Region boundary data:

══════════════════════════════

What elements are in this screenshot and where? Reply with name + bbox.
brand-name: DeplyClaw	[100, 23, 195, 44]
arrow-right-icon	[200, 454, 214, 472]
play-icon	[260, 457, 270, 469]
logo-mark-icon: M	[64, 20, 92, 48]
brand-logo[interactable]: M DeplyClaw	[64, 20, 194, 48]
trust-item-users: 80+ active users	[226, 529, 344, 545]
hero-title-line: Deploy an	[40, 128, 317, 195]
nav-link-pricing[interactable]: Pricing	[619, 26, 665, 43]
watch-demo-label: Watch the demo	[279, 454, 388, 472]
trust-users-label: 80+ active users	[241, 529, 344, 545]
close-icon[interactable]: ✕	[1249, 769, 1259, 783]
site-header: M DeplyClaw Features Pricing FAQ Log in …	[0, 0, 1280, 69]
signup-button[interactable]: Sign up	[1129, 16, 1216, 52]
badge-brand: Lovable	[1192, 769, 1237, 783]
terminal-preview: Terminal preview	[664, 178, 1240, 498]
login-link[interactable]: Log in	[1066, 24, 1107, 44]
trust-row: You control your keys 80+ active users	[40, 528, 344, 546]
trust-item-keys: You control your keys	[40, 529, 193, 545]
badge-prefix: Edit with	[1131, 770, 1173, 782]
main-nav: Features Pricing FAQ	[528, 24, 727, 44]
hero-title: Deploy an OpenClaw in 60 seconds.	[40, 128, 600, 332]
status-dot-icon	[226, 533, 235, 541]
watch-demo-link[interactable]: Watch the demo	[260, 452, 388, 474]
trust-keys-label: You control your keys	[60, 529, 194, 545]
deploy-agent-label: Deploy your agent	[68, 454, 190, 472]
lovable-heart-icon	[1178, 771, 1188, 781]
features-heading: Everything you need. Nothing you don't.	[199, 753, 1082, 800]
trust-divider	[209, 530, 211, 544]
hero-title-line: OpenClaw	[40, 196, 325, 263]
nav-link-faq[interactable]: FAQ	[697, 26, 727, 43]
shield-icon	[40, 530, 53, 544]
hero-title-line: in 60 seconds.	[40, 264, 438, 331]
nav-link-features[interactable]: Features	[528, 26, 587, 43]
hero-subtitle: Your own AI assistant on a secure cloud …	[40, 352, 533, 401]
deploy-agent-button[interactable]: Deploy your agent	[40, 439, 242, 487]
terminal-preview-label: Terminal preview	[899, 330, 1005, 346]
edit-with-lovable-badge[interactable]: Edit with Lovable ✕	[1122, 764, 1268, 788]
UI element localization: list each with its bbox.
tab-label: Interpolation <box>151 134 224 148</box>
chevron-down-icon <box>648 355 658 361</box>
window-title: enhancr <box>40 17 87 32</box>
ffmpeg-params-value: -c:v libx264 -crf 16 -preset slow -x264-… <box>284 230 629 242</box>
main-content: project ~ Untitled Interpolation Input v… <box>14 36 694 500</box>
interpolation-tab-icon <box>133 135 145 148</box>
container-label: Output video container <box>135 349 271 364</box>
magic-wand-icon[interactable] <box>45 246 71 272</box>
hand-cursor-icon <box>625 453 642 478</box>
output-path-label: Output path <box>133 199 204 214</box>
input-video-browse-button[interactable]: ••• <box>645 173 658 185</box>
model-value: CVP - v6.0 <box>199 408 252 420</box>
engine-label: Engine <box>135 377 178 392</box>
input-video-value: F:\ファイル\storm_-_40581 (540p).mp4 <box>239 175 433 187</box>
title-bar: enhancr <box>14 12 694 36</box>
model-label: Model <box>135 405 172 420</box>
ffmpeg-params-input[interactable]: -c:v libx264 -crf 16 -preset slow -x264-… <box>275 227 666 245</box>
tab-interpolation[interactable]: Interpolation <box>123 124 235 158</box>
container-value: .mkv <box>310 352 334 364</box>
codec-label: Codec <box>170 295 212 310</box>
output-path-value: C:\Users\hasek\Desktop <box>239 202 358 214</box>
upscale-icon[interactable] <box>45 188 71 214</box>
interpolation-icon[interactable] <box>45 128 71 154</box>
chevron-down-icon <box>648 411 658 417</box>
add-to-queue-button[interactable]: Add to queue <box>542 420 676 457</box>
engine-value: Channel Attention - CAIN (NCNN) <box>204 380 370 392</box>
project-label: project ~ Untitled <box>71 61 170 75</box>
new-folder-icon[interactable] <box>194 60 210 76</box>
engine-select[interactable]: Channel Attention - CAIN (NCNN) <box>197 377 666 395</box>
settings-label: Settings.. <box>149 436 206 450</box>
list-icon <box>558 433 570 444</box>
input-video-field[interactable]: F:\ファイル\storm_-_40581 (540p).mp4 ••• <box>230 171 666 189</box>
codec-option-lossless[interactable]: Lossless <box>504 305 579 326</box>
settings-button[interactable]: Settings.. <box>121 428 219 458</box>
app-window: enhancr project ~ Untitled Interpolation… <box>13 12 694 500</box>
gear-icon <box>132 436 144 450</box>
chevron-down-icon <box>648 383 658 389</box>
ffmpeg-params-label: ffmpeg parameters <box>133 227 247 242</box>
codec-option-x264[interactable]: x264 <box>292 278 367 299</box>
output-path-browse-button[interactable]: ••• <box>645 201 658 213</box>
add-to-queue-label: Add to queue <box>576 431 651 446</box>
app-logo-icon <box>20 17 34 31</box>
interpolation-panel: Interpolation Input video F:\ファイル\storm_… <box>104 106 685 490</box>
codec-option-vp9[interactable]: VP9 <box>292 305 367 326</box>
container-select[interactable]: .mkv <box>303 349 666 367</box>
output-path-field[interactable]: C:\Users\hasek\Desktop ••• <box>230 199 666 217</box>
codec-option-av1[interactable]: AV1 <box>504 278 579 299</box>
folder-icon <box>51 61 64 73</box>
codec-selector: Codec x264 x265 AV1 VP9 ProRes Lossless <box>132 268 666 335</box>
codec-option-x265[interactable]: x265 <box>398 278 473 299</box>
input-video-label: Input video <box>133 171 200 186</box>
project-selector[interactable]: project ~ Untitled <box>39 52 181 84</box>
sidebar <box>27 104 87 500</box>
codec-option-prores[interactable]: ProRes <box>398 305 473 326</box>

══════════════════════════════

## WHAT YOU WILL DO
Lay out all of the data above as a Markdown table with the columns "No." and "Line." Number each line in sequence, and leave out any blank lines.

## RESPONSE TO THIS EXERCISE
| No. | Line |
|---|---|
| 1 | What elements are in this screenshot and where? Reply with name + bbox. |
| 2 | brand-name: DeplyClaw	[100, 23, 195, 44] |
| 3 | arrow-right-icon	[200, 454, 214, 472] |
| 4 | play-icon	[260, 457, 270, 469] |
| 5 | logo-mark-icon: M	[64, 20, 92, 48] |
| 6 | brand-logo[interactable]: M DeplyClaw	[64, 20, 194, 48] |
| 7 | trust-item-users: 80+ active users	[226, 529, 344, 545] |
| 8 | hero-title-line: Deploy an	[40, 128, 317, 195] |
| 9 | nav-link-pricing[interactable]: Pricing	[619, 26, 665, 43] |
| 10 | watch-demo-label: Watch the demo	[279, 454, 388, 472] |
| 11 | trust-users-label: 80+ active users	[241, 529, 344, 545] |
| 12 | close-icon[interactable]: ✕	[1249, 769, 1259, 783] |
| 13 | site-header: M DeplyClaw Features Pricing FAQ Log in …	[0, 0, 1280, 69] |
| 14 | signup-button[interactable]: Sign up	[1129, 16, 1216, 52] |
| 15 | badge-brand: Lovable	[1192, 769, 1237, 783] |
| 16 | terminal-preview: Terminal preview	[664, 178, 1240, 498] |
| 17 | login-link[interactable]: Log in	[1066, 24, 1107, 44] |
| 18 | trust-row: You control your keys 80+ active users	[40, 528, 344, 546] |
| 19 | trust-item-keys: You control your keys	[40, 529, 193, 545] |
| 20 | badge-prefix: Edit with	[1131, 770, 1173, 782] |
| 21 | main-nav: Features Pricing FAQ	[528, 24, 727, 44] |
| 22 | hero-title: Deploy an OpenClaw in 60 seconds.	[40, 128, 600, 332] |
| 23 | status-dot-icon	[226, 533, 235, 541] |
| 24 | watch-demo-link[interactable]: Watch the demo	[260, 452, 388, 474] |
| 25 | trust-keys-label: You control your keys	[60, 529, 194, 545] |
| 26 | deploy-agent-label: Deploy your agent	[68, 454, 190, 472] |
| 27 | lovable-heart-icon	[1178, 771, 1188, 781] |
| 28 | features-heading: Everything you need. Nothing you don't.	[199, 753, 1082, 800] |
| 29 | trust-divider	[209, 530, 211, 544] |
| 30 | hero-title-line: OpenClaw	[40, 196, 325, 263] |
| 31 | nav-link-faq[interactable]: FAQ	[697, 26, 727, 43] |
| 32 | shield-icon	[40, 530, 53, 544] |
| 33 | hero-title-line: in 60 seconds.	[40, 264, 438, 331] |
| 34 | nav-link-features[interactable]: Features	[528, 26, 587, 43] |
| 35 | hero-subtitle: Your own AI assistant on a secure cloud …	[40, 352, 533, 401] |
| 36 | deploy-agent-button[interactable]: Deploy your agent	[40, 439, 242, 487] |
| 37 | terminal-preview-label: Terminal preview	[899, 330, 1005, 346] |
| 38 | edit-with-lovable-badge[interactable]: Edit with Lovable ✕	[1122, 764, 1268, 788] |
| 39 | UI element localization: list each with its bbox. |
| 40 | tab-label: Interpolation <box>151 134 224 148</box> |
| 41 | chevron-down-icon <box>648 355 658 361</box> |
| 42 | window-title: enhancr <box>40 17 87 32</box> |
| 43 | ffmpeg-params-value: -c:v libx264 -crf 16 -preset slow -x264-… <box>284 230 629 242</box> |
| 44 | main-content: project ~ Untitled Interpolation Input v… <box>14 36 694 500</box> |
| 45 | interpolation-tab-icon <box>133 135 145 148</box> |
| 46 | container-label: Output video container <box>135 349 271 364</box> |
| 47 | magic-wand-icon[interactable] <box>45 246 71 272</box> |
| 48 | hand-cursor-icon <box>625 453 642 478</box> |
| 49 | output-path-label: Output path <box>133 199 204 214</box> |
| 50 | input-video-browse-button[interactable]: ••• <box>645 173 658 185</box> |
| 51 | model-value: CVP - v6.0 <box>199 408 252 420</box> |
| 52 | engine-label: Engine <box>135 377 178 392</box> |
| 53 | input-video-value: F:\ファイル\storm_-_40581 (540p).mp4 <box>239 175 433 187</box> |
| 54 | title-bar: enhancr <box>14 12 694 36</box> |
| 55 | model-label: Model <box>135 405 172 420</box> |
| 56 | ffmpeg-params-input[interactable]: -c:v libx264 -crf 16 -preset slow -x264-… <box>275 227 666 245</box> |
| 57 | tab-interpolation[interactable]: Interpolation <box>123 124 235 158</box> |
| 58 | container-value: .mkv <box>310 352 334 364</box> |
| 59 | codec-label: Codec <box>170 295 212 310</box> |
| 60 | output-path-value: C:\Users\hasek\Desktop <box>239 202 358 214</box> |
| 61 | upscale-icon[interactable] <box>45 188 71 214</box> |
| 62 | interpolation-icon[interactable] <box>45 128 71 154</box> |
| 63 | chevron-down-icon <box>648 411 658 417</box> |
| 64 | add-to-queue-button[interactable]: Add to queue <box>542 420 676 457</box> |
| 65 | engine-value: Channel Attention - CAIN (NCNN) <box>204 380 370 392</box> |
| 66 | project-label: project ~ Untitled <box>71 61 170 75</box> |
| 67 | new-folder-icon[interactable] <box>194 60 210 76</box> |
| 68 | engine-select[interactable]: Channel Attention - CAIN (NCNN) <box>197 377 666 395</box> |
| 69 | settings-label: Settings.. <box>149 436 206 450</box> |
| 70 | list-icon <box>558 433 570 444</box> |
| 71 | input-video-field[interactable]: F:\ファイル\storm_-_40581 (540p).mp4 ••• <box>230 171 666 189</box> |
| 72 | codec-option-lossless[interactable]: Lossless <box>504 305 579 326</box> |
| 73 | settings-button[interactable]: Settings.. <box>121 428 219 458</box> |
| 74 | app-window: enhancr project ~ Untitled Interpolation… <box>13 12 694 500</box> |
| 75 | gear-icon <box>132 436 144 450</box> |
| 76 | chevron-down-icon <box>648 383 658 389</box> |
| 77 | ffmpeg-params-label: ffmpeg parameters <box>133 227 247 242</box> |
| 78 | codec-option-x264[interactable]: x264 <box>292 278 367 299</box> |
| 79 | output-path-browse-button[interactable]: ••• <box>645 201 658 213</box> |
| 80 | add-to-queue-label: Add to queue <box>576 431 651 446</box> |
| 81 | app-logo-icon <box>20 17 34 31</box> |
| 82 | interpolation-panel: Interpolation Input video F:\ファイル\storm_… <box>104 106 685 490</box> |
| 83 | codec-option-vp9[interactable]: VP9 <box>292 305 367 326</box> |
| 84 | container-select[interactable]: .mkv <box>303 349 666 367</box> |
| 85 | output-path-field[interactable]: C:\Users\hasek\Desktop ••• <box>230 199 666 217</box> |
| 86 | codec-option-av1[interactable]: AV1 <box>504 278 579 299</box> |
| 87 | folder-icon <box>51 61 64 73</box> |
| 88 | codec-selector: Codec x264 x265 AV1 VP9 ProRes Lossless <box>132 268 666 335</box> |
| 89 | codec-option-x265[interactable]: x265 <box>398 278 473 299</box> |
| 90 | input-video-label: Input video <box>133 171 200 186</box> |
| 91 | project-selector[interactable]: project ~ Untitled <box>39 52 181 84</box> |
| 92 | sidebar <box>27 104 87 500</box> |
| 93 | codec-option-prores[interactable]: ProRes <box>398 305 473 326</box> |